== Request ==
Give the number of lines in the entries that contain "斎藤知事の". State only the count.

(Data listing)
——————————

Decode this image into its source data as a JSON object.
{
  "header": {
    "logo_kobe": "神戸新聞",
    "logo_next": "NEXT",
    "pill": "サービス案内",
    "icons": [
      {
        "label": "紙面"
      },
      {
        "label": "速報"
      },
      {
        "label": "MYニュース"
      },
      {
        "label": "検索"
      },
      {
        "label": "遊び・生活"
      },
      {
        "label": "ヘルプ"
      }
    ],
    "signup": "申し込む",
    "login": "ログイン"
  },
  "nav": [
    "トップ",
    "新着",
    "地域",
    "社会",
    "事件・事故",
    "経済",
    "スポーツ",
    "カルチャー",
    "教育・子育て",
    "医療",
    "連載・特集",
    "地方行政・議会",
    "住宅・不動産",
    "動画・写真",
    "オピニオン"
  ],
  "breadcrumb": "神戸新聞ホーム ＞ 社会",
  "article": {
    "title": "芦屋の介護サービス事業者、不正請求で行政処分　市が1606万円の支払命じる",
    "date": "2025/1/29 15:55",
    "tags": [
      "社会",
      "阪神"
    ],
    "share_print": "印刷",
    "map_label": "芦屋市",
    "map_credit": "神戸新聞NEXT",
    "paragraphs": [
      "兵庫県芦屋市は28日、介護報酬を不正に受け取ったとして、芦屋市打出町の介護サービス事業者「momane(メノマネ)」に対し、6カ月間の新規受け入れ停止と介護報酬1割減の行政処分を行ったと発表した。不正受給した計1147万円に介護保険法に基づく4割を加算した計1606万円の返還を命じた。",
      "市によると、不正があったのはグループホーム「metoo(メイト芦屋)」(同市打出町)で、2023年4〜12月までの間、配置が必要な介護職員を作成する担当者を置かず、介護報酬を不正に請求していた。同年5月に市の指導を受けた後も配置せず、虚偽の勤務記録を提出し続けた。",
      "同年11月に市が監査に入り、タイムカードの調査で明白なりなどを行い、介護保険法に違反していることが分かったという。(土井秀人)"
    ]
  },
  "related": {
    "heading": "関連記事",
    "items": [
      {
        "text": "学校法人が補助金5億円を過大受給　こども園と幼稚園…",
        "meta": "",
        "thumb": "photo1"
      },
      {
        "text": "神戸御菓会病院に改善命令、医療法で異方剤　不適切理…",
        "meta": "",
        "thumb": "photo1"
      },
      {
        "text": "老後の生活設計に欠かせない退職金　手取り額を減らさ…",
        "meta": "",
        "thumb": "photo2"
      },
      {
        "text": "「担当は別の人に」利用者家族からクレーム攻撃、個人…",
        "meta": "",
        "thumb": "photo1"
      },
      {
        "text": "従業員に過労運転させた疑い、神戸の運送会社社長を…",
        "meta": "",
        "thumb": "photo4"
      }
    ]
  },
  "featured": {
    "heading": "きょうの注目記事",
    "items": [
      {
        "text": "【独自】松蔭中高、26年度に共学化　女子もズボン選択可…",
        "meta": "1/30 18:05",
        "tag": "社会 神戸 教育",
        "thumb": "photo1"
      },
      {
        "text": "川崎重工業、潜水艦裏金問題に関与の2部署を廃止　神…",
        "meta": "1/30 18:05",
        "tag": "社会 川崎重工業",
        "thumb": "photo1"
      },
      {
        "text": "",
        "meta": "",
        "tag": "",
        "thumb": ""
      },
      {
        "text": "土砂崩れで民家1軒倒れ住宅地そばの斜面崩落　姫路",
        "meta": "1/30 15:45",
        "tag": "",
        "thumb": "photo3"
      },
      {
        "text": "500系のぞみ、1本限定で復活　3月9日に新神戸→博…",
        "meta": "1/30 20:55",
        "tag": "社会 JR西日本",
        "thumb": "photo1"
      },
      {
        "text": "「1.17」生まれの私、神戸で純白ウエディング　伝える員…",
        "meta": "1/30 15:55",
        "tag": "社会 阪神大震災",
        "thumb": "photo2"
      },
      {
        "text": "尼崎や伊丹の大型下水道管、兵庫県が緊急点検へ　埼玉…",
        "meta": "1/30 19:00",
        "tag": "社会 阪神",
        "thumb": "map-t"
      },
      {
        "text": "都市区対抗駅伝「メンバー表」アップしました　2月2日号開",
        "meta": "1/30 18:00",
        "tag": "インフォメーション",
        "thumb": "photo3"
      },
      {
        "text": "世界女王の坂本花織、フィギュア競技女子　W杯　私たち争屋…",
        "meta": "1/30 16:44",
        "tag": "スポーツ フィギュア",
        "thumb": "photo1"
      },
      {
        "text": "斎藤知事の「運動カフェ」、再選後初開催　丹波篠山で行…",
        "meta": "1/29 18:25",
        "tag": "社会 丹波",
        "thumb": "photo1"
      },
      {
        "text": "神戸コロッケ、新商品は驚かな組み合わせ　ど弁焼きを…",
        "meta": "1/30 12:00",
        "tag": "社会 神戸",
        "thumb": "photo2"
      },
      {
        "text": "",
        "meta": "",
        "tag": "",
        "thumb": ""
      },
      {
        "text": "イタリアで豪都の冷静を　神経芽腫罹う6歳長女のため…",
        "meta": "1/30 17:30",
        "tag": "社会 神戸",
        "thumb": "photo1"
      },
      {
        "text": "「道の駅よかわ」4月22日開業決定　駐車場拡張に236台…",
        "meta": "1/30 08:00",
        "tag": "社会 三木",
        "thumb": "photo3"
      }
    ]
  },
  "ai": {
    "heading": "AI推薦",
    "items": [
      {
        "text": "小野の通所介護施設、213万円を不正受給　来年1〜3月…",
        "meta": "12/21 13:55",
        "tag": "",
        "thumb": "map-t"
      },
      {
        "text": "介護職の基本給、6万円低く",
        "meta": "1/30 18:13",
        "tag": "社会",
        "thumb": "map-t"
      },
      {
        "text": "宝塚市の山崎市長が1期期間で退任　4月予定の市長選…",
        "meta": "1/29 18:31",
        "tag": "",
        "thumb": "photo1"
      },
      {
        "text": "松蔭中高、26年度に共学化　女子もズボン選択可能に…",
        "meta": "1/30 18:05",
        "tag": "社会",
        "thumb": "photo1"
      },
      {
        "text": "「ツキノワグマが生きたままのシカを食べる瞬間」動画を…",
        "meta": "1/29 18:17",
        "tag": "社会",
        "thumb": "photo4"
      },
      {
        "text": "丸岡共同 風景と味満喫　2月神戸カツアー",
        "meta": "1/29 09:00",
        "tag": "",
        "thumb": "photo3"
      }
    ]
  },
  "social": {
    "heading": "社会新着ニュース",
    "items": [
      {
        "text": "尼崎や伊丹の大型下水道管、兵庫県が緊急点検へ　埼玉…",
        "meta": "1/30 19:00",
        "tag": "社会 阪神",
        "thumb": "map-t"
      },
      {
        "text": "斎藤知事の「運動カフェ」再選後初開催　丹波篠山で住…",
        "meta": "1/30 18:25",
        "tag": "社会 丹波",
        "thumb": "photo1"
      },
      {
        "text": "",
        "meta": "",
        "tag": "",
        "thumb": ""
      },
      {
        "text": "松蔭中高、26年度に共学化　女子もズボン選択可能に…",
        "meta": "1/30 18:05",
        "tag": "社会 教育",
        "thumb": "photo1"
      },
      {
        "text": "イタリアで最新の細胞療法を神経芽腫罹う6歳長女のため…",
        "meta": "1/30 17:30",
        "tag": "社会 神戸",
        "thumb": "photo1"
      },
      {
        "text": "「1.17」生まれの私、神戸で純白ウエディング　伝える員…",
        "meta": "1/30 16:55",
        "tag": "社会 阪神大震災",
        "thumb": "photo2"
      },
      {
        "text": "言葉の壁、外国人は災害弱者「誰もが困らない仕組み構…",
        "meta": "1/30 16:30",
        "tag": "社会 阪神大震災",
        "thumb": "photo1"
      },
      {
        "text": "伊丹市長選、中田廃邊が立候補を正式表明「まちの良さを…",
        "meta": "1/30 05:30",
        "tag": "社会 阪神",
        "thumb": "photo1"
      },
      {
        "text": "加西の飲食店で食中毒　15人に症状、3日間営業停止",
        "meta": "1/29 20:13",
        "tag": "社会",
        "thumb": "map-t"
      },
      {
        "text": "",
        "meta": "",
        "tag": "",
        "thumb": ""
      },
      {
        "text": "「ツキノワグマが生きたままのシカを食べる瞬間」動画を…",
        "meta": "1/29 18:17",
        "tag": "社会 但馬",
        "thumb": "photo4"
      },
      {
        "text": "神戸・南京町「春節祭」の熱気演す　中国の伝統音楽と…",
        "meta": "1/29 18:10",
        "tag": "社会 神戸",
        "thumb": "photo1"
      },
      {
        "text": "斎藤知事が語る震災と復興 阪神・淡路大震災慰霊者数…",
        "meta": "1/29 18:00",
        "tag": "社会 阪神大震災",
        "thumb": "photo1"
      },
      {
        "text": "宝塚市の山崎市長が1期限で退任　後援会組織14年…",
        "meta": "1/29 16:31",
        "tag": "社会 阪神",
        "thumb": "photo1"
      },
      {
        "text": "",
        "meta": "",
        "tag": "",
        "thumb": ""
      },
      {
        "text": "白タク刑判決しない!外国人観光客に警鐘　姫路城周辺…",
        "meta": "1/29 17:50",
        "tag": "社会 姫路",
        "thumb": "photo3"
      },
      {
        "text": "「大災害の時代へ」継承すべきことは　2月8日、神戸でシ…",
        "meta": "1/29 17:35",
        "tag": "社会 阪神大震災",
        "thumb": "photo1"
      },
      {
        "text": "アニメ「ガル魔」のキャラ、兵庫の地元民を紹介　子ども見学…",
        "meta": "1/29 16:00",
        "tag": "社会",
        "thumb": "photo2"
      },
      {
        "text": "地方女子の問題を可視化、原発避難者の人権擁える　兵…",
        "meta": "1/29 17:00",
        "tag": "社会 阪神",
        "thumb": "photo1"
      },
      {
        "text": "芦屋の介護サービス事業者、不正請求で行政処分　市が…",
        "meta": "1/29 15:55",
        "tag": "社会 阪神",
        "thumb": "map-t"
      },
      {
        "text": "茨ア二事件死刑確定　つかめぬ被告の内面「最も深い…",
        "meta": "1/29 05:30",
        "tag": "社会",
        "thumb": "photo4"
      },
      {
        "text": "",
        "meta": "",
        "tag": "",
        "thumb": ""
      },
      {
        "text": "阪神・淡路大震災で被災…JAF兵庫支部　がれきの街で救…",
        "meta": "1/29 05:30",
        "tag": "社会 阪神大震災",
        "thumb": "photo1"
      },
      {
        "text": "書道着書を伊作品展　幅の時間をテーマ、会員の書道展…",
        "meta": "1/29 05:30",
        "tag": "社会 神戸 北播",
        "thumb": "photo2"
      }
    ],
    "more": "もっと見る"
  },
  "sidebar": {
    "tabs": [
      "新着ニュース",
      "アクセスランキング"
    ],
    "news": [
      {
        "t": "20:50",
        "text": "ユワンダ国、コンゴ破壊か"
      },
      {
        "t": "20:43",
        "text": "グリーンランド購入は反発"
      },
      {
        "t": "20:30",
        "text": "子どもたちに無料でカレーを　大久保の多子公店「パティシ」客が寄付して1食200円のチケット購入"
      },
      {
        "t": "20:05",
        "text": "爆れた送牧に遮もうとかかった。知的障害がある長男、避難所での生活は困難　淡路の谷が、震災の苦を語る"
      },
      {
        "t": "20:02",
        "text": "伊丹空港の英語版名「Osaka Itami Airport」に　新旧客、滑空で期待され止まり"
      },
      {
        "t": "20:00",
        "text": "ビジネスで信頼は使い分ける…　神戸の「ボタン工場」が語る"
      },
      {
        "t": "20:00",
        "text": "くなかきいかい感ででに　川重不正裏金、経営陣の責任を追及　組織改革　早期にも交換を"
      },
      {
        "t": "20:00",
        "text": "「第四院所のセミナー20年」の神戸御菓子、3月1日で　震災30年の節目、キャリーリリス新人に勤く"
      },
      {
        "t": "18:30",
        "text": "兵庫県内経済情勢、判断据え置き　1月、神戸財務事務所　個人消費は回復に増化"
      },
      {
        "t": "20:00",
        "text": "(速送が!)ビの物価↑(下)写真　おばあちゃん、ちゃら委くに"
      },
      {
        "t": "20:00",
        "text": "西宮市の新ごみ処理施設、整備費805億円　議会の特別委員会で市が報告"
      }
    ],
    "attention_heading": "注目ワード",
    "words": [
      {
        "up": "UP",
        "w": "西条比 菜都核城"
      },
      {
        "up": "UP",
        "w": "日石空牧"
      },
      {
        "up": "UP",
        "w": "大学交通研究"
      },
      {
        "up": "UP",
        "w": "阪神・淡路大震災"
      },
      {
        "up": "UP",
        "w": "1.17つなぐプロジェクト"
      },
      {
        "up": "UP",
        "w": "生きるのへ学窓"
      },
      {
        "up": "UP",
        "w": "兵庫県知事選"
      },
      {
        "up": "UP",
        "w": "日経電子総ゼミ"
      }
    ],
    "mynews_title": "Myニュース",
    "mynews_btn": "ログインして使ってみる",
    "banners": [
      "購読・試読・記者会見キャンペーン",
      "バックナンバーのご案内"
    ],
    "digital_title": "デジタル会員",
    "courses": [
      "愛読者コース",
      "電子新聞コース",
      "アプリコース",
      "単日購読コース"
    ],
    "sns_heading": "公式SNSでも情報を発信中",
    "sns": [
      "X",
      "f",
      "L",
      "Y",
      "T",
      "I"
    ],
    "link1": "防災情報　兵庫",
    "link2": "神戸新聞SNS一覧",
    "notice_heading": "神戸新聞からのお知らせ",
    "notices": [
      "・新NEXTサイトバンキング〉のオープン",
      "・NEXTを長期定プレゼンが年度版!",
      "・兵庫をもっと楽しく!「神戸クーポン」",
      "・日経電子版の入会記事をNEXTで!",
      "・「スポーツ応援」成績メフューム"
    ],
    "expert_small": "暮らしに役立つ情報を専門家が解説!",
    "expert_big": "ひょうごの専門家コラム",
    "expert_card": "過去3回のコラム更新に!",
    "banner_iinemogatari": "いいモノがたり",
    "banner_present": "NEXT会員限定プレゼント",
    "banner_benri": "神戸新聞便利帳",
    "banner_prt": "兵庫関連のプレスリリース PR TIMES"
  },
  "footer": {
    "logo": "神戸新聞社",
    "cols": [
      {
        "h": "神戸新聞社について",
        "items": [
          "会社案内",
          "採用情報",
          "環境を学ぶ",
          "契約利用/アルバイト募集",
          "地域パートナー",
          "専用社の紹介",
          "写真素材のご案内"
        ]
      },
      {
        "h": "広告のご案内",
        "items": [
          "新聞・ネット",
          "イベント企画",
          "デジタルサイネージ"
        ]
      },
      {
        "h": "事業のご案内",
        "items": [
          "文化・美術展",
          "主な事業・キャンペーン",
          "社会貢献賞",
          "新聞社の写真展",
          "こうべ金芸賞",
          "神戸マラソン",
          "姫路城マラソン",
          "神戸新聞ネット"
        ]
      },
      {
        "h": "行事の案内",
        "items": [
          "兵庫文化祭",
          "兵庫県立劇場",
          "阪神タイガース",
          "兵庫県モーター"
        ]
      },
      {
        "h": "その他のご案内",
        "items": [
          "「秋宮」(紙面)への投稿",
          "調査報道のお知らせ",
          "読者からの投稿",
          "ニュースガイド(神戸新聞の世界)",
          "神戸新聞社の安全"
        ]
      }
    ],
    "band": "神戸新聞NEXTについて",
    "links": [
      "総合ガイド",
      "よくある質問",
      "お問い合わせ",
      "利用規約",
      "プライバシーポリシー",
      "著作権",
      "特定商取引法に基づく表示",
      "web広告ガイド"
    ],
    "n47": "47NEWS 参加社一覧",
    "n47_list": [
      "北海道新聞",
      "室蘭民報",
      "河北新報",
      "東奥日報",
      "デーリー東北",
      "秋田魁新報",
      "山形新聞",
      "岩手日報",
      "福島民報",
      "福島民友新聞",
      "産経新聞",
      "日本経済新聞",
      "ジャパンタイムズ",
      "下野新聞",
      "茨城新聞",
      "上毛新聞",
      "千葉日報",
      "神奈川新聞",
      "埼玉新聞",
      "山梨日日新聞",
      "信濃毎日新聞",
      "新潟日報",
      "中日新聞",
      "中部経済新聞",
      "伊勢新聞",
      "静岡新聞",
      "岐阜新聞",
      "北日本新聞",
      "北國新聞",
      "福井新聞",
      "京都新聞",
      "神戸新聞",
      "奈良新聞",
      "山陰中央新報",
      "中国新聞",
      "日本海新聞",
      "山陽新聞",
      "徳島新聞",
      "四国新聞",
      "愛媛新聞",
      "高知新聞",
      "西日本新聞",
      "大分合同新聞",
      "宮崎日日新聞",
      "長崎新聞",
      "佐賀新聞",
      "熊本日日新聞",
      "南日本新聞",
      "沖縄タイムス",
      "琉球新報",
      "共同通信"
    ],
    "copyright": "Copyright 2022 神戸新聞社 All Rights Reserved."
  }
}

——————————

== Written solution ==
2